» Work to complete
Without including any pictures, write out all the entries exactly.

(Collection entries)
* START *

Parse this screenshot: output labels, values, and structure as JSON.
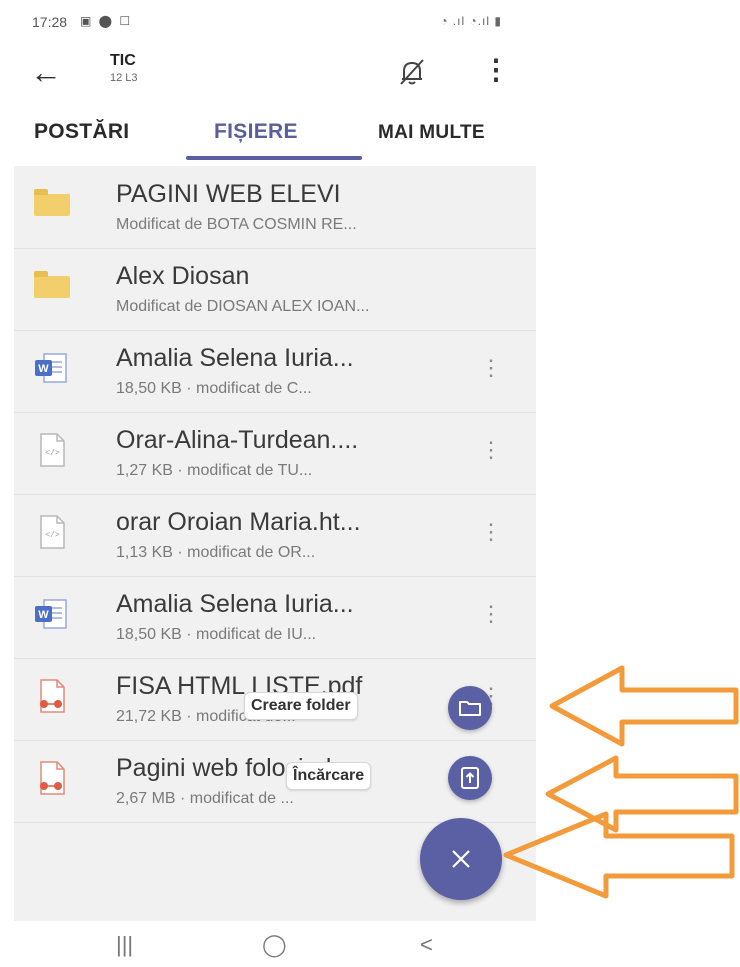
{
  "status_bar": {
    "time": "17:28",
    "left_icons": "▣ ⬤ ☐",
    "right_icons": "◔ .ıl ◔.ıl ▮"
  },
  "header": {
    "back_icon": "arrow-left",
    "title": "TIC",
    "subtitle": "12 L3",
    "mute_icon": "bell-off",
    "more_icon": "more-vertical"
  },
  "tabs": [
    {
      "label": "POSTĂRI",
      "selected": false
    },
    {
      "label": "FIȘIERE",
      "selected": true
    },
    {
      "label": "MAI MULTE",
      "selected": false
    }
  ],
  "files": [
    {
      "type": "folder",
      "name": "PAGINI WEB ELEVI",
      "meta": "Modificat de BOTA COSMIN RE...",
      "menu": ""
    },
    {
      "type": "folder",
      "name": "Alex Diosan",
      "meta": "Modificat de DIOSAN ALEX IOAN...",
      "menu": ""
    },
    {
      "type": "word",
      "name": "Amalia Selena Iuria...",
      "meta": "18,50 KB · modificat de C...",
      "menu": "⋮"
    },
    {
      "type": "html",
      "name": "Orar-Alina-Turdean....",
      "meta": "1,27 KB · modificat de TU...",
      "menu": "⋮"
    },
    {
      "type": "html",
      "name": "orar Oroian Maria.ht...",
      "meta": "1,13 KB · modificat de OR...",
      "menu": "⋮"
    },
    {
      "type": "word",
      "name": "Amalia Selena Iuria...",
      "meta": "18,50 KB · modificat de IU...",
      "menu": "⋮"
    },
    {
      "type": "pdf",
      "name": "FISA HTML LISTE.pdf",
      "meta": "21,72 KB · modificat de...",
      "menu": "⋮"
    },
    {
      "type": "pdf",
      "name": "Pagini web folosind...",
      "meta": "2,67 MB · modificat de ...",
      "menu": ""
    }
  ],
  "fab_menu": {
    "create_folder_label": "Creare folder",
    "upload_label": "Încărcare",
    "close_icon": "close"
  },
  "nav_bar": {
    "recents": "|||",
    "home": "◯",
    "back": "<"
  },
  "colors": {
    "accent": "#5b5fa4",
    "annotation_arrow": "#f39a3a",
    "folder": "#f2cf6a"
  }
}
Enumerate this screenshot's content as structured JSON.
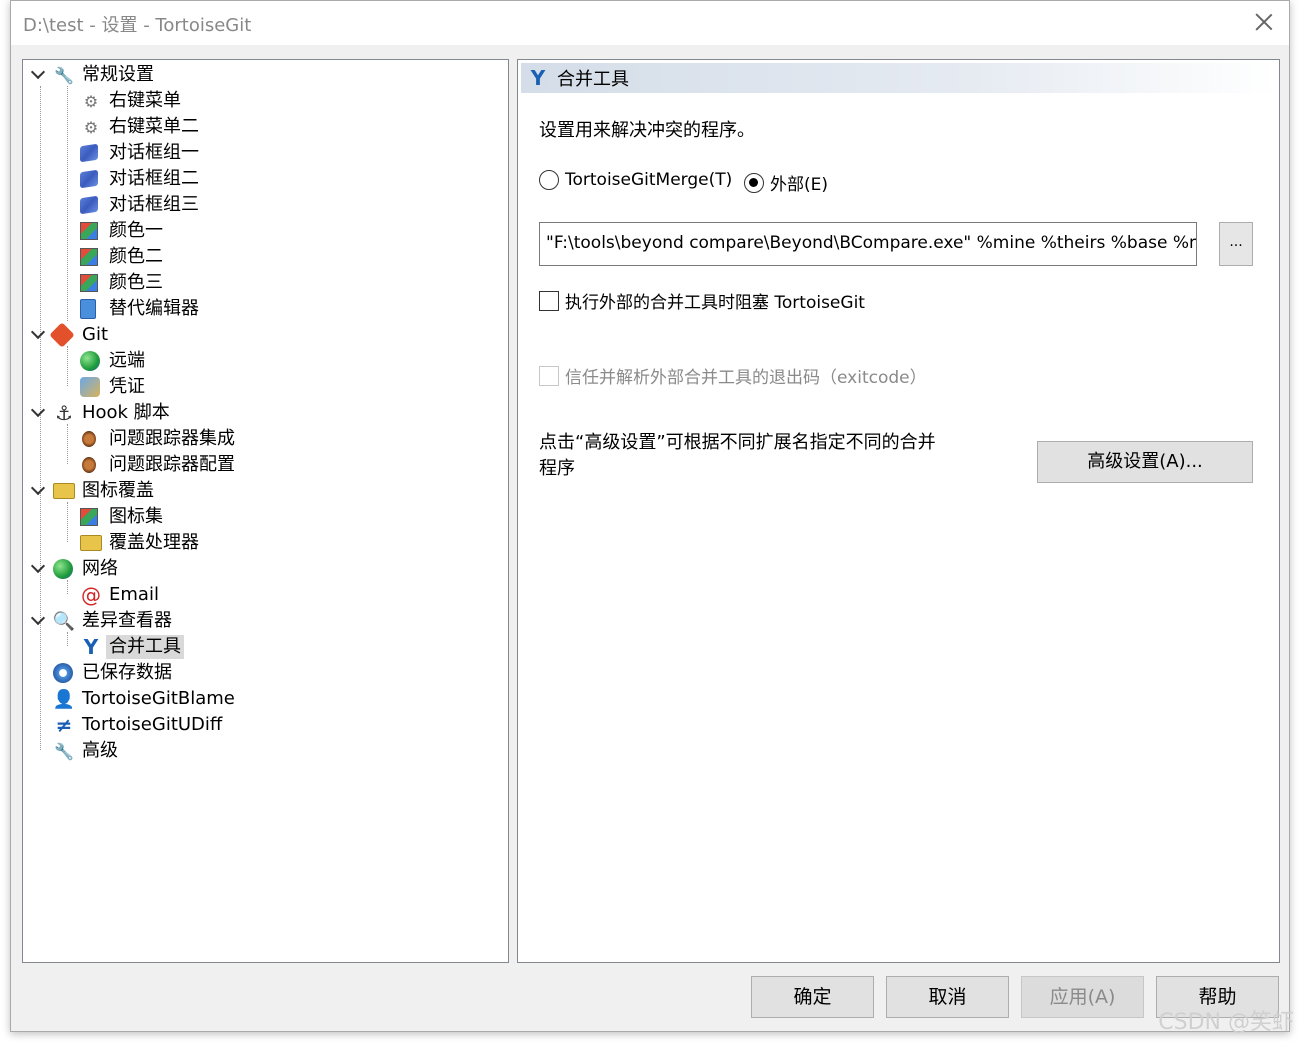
{
  "window": {
    "title": "D:\\test - 设置 - TortoiseGit"
  },
  "tree": {
    "items": [
      {
        "label": "常规设置",
        "icon": "wrench-icon"
      },
      {
        "label": "右键菜单",
        "icon": "gear-icon"
      },
      {
        "label": "右键菜单二",
        "icon": "gear-icon"
      },
      {
        "label": "对话框组一",
        "icon": "window-icon"
      },
      {
        "label": "对话框组二",
        "icon": "window-icon"
      },
      {
        "label": "对话框组三",
        "icon": "window-icon"
      },
      {
        "label": "颜色一",
        "icon": "color-icon"
      },
      {
        "label": "颜色二",
        "icon": "color-icon"
      },
      {
        "label": "颜色三",
        "icon": "color-icon"
      },
      {
        "label": "替代编辑器",
        "icon": "editor-icon"
      },
      {
        "label": "Git",
        "icon": "git-icon"
      },
      {
        "label": "远端",
        "icon": "globe-icon"
      },
      {
        "label": "凭证",
        "icon": "credential-icon"
      },
      {
        "label": "Hook 脚本",
        "icon": "hook-icon"
      },
      {
        "label": "问题跟踪器集成",
        "icon": "bug-icon"
      },
      {
        "label": "问题跟踪器配置",
        "icon": "bug-icon"
      },
      {
        "label": "图标覆盖",
        "icon": "folder-icon"
      },
      {
        "label": "图标集",
        "icon": "color-icon"
      },
      {
        "label": "覆盖处理器",
        "icon": "folder-icon"
      },
      {
        "label": "网络",
        "icon": "globe-icon"
      },
      {
        "label": "Email",
        "icon": "at-icon"
      },
      {
        "label": "差异查看器",
        "icon": "magnifier-icon"
      },
      {
        "label": "合并工具",
        "icon": "merge-icon"
      },
      {
        "label": "已保存数据",
        "icon": "saved-data-icon"
      },
      {
        "label": "TortoiseGitBlame",
        "icon": "blame-icon"
      },
      {
        "label": "TortoiseGitUDiff",
        "icon": "udiff-icon"
      },
      {
        "label": "高级",
        "icon": "wrench-icon"
      }
    ],
    "selected": "合并工具"
  },
  "panel": {
    "header": "合并工具",
    "description": "设置用来解决冲突的程序。",
    "radio_tortoise": "TortoiseGitMerge(T)",
    "radio_external": "外部(E)",
    "external_selected": true,
    "path_value": "\"F:\\tools\\beyond compare\\Beyond\\BCompare.exe\" %mine %theirs %base %merged",
    "browse_label": "...",
    "block_checkbox": "执行外部的合并工具时阻塞 TortoiseGit",
    "exitcode_checkbox": "信任并解析外部合并工具的退出码（exitcode）",
    "hint": "点击“高级设置”可根据不同扩展名指定不同的合并程序",
    "advanced_button": "高级设置(A)..."
  },
  "buttons": {
    "ok": "确定",
    "cancel": "取消",
    "apply": "应用(A)",
    "help": "帮助"
  },
  "watermark": "CSDN @笑虾"
}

* END *

» Full answer
Parse this screenshot: output labels, values, and structure as JSON.
{
  "status_bar": {
    "time": "17:28",
    "left_icons": "▣ ⬤ ☐",
    "right_icons": "◔ .ıl ◔.ıl ▮"
  },
  "header": {
    "back_icon": "arrow-left",
    "title": "TIC",
    "subtitle": "12 L3",
    "mute_icon": "bell-off",
    "more_icon": "more-vertical"
  },
  "tabs": [
    {
      "label": "POSTĂRI",
      "selected": false
    },
    {
      "label": "FIȘIERE",
      "selected": true
    },
    {
      "label": "MAI MULTE",
      "selected": false
    }
  ],
  "files": [
    {
      "type": "folder",
      "name": "PAGINI WEB ELEVI",
      "meta": "Modificat de BOTA COSMIN RE...",
      "menu": ""
    },
    {
      "type": "folder",
      "name": "Alex Diosan",
      "meta": "Modificat de DIOSAN ALEX IOAN...",
      "menu": ""
    },
    {
      "type": "word",
      "name": "Amalia Selena Iuria...",
      "meta": "18,50 KB · modificat de C...",
      "menu": "⋮"
    },
    {
      "type": "html",
      "name": "Orar-Alina-Turdean....",
      "meta": "1,27 KB · modificat de TU...",
      "menu": "⋮"
    },
    {
      "type": "html",
      "name": "orar Oroian Maria.ht...",
      "meta": "1,13 KB · modificat de OR...",
      "menu": "⋮"
    },
    {
      "type": "word",
      "name": "Amalia Selena Iuria...",
      "meta": "18,50 KB · modificat de IU...",
      "menu": "⋮"
    },
    {
      "type": "pdf",
      "name": "FISA HTML LISTE.pdf",
      "meta": "21,72 KB · modificat de...",
      "menu": "⋮"
    },
    {
      "type": "pdf",
      "name": "Pagini web folosind...",
      "meta": "2,67 MB · modificat de ...",
      "menu": ""
    }
  ],
  "fab_menu": {
    "create_folder_label": "Creare folder",
    "upload_label": "Încărcare",
    "close_icon": "close"
  },
  "nav_bar": {
    "recents": "|||",
    "home": "◯",
    "back": "<"
  },
  "colors": {
    "accent": "#5b5fa4",
    "annotation_arrow": "#f39a3a",
    "folder": "#f2cf6a"
  }
}
Enumerate this screenshot's content as structured JSON.
{
  "window": {
    "title": "D:\\test - 设置 - TortoiseGit"
  },
  "tree": {
    "items": [
      {
        "label": "常规设置",
        "icon": "wrench-icon"
      },
      {
        "label": "右键菜单",
        "icon": "gear-icon"
      },
      {
        "label": "右键菜单二",
        "icon": "gear-icon"
      },
      {
        "label": "对话框组一",
        "icon": "window-icon"
      },
      {
        "label": "对话框组二",
        "icon": "window-icon"
      },
      {
        "label": "对话框组三",
        "icon": "window-icon"
      },
      {
        "label": "颜色一",
        "icon": "color-icon"
      },
      {
        "label": "颜色二",
        "icon": "color-icon"
      },
      {
        "label": "颜色三",
        "icon": "color-icon"
      },
      {
        "label": "替代编辑器",
        "icon": "editor-icon"
      },
      {
        "label": "Git",
        "icon": "git-icon"
      },
      {
        "label": "远端",
        "icon": "globe-icon"
      },
      {
        "label": "凭证",
        "icon": "credential-icon"
      },
      {
        "label": "Hook 脚本",
        "icon": "hook-icon"
      },
      {
        "label": "问题跟踪器集成",
        "icon": "bug-icon"
      },
      {
        "label": "问题跟踪器配置",
        "icon": "bug-icon"
      },
      {
        "label": "图标覆盖",
        "icon": "folder-icon"
      },
      {
        "label": "图标集",
        "icon": "color-icon"
      },
      {
        "label": "覆盖处理器",
        "icon": "folder-icon"
      },
      {
        "label": "网络",
        "icon": "globe-icon"
      },
      {
        "label": "Email",
        "icon": "at-icon"
      },
      {
        "label": "差异查看器",
        "icon": "magnifier-icon"
      },
      {
        "label": "合并工具",
        "icon": "merge-icon"
      },
      {
        "label": "已保存数据",
        "icon": "saved-data-icon"
      },
      {
        "label": "TortoiseGitBlame",
        "icon": "blame-icon"
      },
      {
        "label": "TortoiseGitUDiff",
        "icon": "udiff-icon"
      },
      {
        "label": "高级",
        "icon": "wrench-icon"
      }
    ],
    "selected": "合并工具"
  },
  "panel": {
    "header": "合并工具",
    "description": "设置用来解决冲突的程序。",
    "radio_tortoise": "TortoiseGitMerge(T)",
    "radio_external": "外部(E)",
    "external_selected": true,
    "path_value": "\"F:\\tools\\beyond compare\\Beyond\\BCompare.exe\" %mine %theirs %base %merged",
    "browse_label": "...",
    "block_checkbox": "执行外部的合并工具时阻塞 TortoiseGit",
    "exitcode_checkbox": "信任并解析外部合并工具的退出码（exitcode）",
    "hint": "点击“高级设置”可根据不同扩展名指定不同的合并程序",
    "advanced_button": "高级设置(A)..."
  },
  "buttons": {
    "ok": "确定",
    "cancel": "取消",
    "apply": "应用(A)",
    "help": "帮助"
  },
  "watermark": "CSDN @笑虾"
}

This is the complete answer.